MATERIAL TO PROCESS:
########

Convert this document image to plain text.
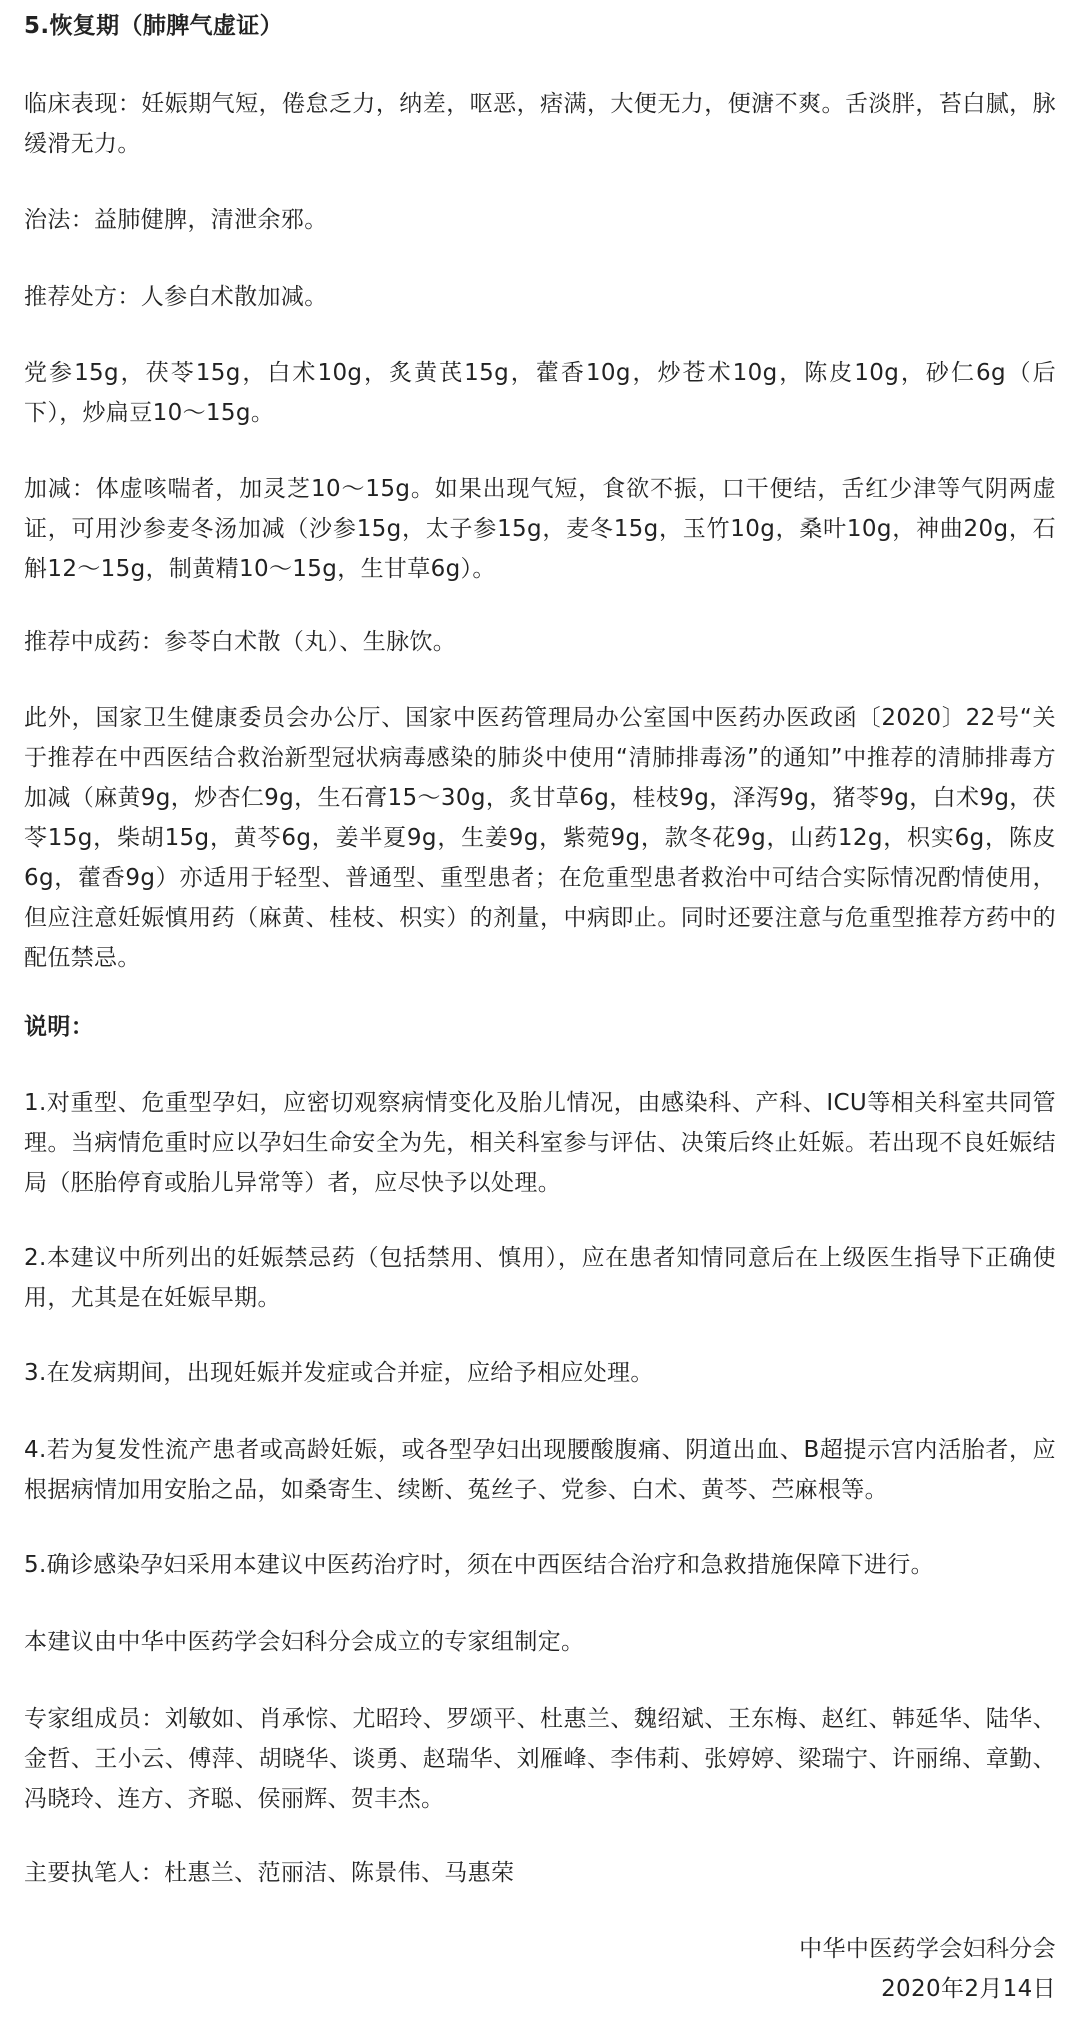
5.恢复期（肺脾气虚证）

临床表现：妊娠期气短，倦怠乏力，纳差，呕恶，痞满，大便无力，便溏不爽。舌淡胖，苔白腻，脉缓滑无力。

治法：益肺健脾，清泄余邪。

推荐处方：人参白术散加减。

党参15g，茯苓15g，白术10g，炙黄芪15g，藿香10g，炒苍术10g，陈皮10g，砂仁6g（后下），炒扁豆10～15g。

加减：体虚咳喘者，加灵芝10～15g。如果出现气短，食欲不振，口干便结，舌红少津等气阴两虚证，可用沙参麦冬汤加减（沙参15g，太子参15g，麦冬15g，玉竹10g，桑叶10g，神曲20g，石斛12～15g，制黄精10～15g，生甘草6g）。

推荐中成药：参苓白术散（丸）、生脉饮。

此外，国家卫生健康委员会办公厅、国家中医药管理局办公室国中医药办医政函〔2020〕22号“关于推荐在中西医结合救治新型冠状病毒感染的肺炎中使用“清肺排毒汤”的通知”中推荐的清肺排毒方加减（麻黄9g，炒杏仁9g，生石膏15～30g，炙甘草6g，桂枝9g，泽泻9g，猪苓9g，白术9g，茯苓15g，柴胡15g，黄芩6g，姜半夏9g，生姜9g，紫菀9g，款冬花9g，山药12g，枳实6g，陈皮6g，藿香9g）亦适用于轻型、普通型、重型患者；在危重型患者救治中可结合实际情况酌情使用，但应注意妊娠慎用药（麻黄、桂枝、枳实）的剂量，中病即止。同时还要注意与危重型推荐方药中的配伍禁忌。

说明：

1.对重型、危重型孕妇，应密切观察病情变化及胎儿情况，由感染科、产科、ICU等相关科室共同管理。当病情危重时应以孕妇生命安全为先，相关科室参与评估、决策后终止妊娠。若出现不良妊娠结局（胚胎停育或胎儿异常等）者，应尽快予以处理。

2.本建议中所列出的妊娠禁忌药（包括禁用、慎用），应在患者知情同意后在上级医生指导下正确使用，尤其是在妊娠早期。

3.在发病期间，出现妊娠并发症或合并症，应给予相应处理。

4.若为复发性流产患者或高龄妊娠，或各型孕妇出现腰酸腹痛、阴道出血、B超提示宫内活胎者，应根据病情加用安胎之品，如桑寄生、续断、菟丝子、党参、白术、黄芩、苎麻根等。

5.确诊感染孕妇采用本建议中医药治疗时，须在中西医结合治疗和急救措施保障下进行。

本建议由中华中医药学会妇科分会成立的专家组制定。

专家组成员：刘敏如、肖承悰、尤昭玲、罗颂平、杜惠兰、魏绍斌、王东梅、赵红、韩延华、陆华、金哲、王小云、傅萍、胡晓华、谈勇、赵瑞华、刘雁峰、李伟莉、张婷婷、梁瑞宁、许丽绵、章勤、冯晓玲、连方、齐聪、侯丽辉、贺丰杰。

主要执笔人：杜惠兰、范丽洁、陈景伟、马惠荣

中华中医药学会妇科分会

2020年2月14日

########

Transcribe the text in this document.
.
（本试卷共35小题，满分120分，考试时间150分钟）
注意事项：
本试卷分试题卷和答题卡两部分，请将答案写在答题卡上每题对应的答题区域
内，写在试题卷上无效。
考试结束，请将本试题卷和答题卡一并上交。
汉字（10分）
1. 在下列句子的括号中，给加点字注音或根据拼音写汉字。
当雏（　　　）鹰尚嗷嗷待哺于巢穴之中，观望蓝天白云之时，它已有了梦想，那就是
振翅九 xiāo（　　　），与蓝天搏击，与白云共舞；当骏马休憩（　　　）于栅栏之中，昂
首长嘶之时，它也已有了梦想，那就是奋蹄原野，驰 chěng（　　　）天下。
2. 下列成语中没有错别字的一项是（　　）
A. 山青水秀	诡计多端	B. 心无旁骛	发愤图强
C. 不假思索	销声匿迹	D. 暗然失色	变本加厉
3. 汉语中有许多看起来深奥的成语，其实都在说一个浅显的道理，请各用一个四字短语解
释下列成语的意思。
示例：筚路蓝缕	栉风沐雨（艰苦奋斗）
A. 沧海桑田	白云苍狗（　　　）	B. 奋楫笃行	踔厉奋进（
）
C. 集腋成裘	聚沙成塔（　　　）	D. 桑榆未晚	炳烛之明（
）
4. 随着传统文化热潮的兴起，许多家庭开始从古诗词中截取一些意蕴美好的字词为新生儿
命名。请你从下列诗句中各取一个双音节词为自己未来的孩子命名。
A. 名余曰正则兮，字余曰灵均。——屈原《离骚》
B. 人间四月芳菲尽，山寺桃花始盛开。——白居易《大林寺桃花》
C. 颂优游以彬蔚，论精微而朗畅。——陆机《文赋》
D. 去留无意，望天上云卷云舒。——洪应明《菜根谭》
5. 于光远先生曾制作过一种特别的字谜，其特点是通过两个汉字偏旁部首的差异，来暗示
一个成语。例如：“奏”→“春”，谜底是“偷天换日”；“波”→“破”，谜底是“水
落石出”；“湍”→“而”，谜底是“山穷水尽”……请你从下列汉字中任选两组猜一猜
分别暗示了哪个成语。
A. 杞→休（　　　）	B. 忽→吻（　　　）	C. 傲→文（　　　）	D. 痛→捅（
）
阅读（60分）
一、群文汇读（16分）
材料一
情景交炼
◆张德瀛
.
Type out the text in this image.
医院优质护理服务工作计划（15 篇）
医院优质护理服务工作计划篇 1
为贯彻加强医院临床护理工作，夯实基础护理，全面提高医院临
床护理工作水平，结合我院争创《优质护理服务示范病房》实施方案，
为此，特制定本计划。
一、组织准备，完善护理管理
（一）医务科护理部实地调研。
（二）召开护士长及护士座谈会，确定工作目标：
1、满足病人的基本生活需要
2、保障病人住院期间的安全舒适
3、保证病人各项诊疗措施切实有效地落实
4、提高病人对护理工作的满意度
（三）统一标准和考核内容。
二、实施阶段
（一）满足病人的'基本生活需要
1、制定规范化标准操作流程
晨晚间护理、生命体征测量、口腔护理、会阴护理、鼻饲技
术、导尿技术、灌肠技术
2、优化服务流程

########

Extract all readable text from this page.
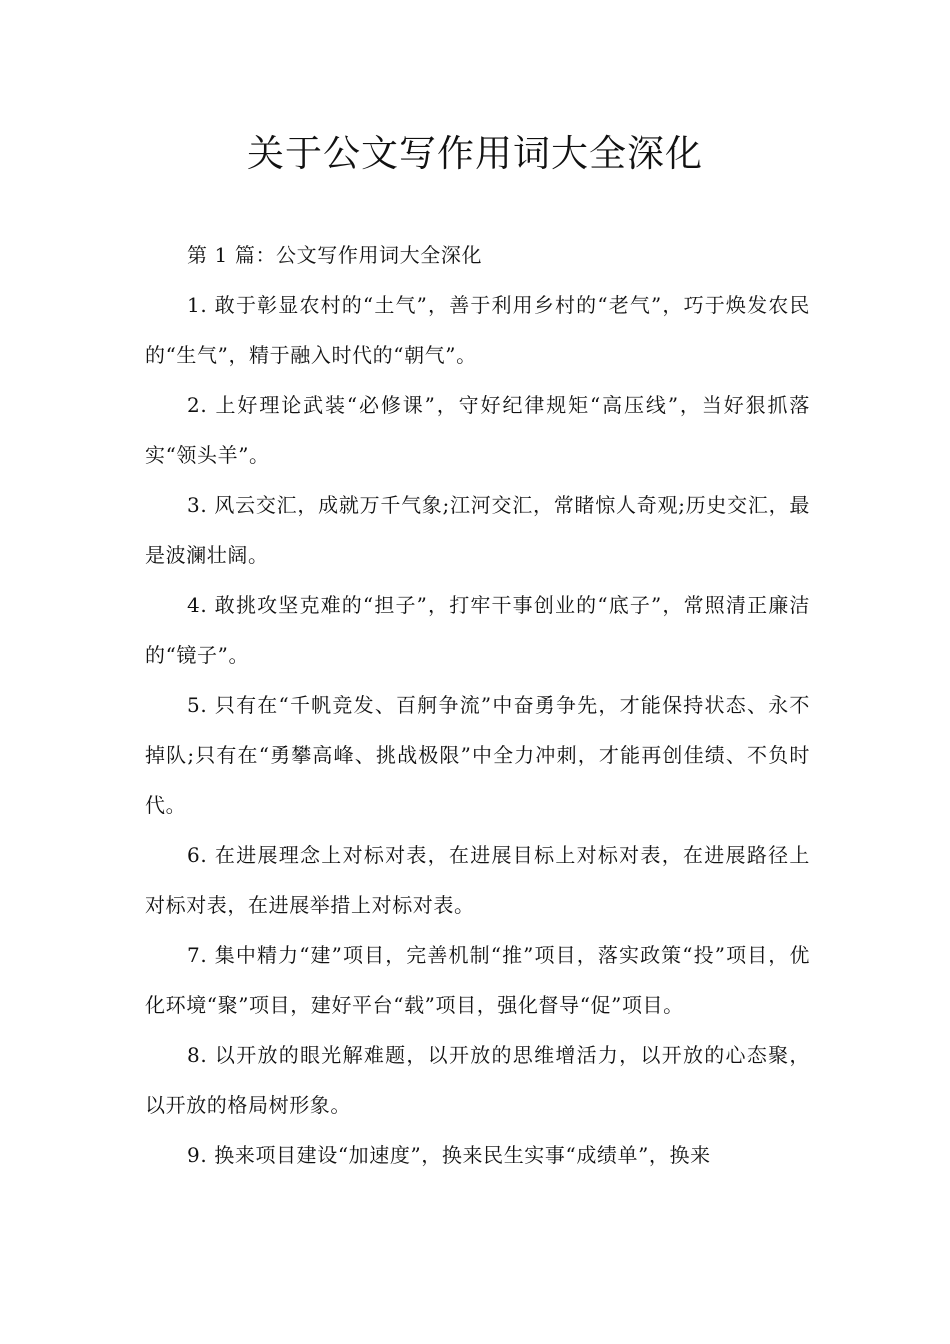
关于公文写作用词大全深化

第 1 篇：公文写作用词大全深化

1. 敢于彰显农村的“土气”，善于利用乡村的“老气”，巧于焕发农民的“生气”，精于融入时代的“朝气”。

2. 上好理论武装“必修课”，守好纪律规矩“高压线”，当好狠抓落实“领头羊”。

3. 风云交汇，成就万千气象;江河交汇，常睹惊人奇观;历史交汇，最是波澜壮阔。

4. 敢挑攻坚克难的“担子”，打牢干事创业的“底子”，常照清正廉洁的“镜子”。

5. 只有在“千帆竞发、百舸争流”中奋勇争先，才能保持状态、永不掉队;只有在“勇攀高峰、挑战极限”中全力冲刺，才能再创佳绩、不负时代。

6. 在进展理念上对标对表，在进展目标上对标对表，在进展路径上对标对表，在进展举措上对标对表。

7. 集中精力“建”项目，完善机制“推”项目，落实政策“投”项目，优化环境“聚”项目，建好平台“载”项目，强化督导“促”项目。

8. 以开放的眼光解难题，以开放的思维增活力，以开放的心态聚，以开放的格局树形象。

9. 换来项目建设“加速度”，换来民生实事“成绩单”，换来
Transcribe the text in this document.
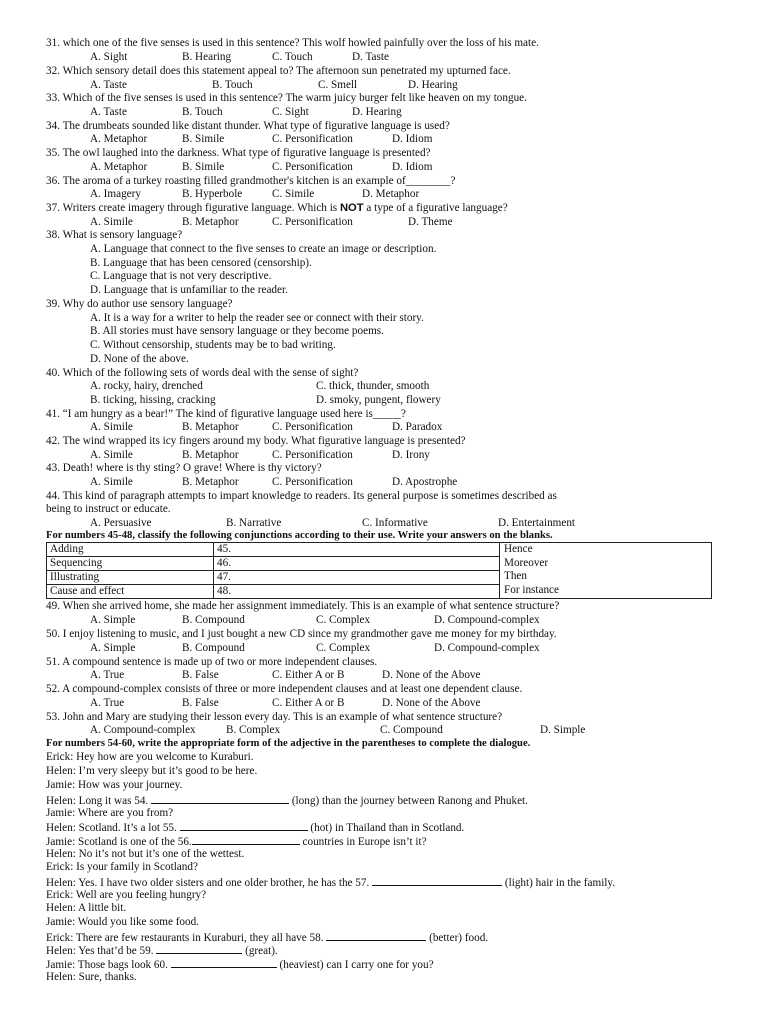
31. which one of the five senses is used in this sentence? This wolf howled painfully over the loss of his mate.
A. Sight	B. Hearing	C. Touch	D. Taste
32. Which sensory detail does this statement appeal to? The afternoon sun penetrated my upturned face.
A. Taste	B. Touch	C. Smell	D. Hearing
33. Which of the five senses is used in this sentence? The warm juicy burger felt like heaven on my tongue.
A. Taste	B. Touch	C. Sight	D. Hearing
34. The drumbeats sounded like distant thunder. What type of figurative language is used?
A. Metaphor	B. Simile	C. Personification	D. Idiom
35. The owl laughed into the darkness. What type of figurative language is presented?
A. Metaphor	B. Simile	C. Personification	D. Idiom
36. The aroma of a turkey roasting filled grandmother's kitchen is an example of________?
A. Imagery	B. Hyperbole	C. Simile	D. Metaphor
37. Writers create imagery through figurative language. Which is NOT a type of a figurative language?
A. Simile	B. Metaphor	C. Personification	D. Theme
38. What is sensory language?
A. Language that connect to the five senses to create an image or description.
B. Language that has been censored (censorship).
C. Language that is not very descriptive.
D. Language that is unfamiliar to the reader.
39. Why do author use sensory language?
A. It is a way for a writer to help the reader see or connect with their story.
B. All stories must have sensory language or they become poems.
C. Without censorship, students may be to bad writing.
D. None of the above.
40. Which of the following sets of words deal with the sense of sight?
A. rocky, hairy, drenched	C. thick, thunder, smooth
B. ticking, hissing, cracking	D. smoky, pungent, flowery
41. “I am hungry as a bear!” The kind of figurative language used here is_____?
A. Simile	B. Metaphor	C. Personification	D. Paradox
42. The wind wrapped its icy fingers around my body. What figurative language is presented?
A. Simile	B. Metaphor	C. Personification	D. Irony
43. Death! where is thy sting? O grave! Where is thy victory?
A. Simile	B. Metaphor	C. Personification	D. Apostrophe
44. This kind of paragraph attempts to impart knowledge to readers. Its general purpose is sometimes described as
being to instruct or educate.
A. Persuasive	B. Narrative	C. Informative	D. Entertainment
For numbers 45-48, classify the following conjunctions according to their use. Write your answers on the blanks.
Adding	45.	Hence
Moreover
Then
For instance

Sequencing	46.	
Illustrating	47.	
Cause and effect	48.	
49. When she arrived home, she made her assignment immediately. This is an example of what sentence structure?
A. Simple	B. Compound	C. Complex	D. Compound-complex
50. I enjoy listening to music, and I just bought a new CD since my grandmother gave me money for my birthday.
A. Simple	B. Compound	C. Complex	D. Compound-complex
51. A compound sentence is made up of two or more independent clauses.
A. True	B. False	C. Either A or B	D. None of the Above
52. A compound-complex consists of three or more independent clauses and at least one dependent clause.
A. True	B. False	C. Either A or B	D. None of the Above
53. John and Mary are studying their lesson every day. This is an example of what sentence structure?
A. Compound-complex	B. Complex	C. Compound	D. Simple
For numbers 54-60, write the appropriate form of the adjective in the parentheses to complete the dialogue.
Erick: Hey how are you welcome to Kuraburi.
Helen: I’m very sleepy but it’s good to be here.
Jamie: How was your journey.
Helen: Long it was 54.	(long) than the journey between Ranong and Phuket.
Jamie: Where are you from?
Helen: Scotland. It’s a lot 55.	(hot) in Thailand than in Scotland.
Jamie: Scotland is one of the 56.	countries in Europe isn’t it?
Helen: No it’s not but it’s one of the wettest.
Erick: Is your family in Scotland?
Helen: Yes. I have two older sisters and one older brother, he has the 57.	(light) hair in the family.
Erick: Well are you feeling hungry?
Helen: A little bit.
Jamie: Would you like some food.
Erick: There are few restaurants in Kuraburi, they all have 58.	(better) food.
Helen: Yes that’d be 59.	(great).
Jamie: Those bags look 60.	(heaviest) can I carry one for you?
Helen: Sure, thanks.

########

STATED GOAL:
Which lines contain the word "structure"? Copy each one.

WRITTEN RESPONSE:
49. When she arrived home, she made her assignment immediately. This is an example of what sentence structure?
53. John and Mary are studying their lesson every day. This is an example of what sentence structure?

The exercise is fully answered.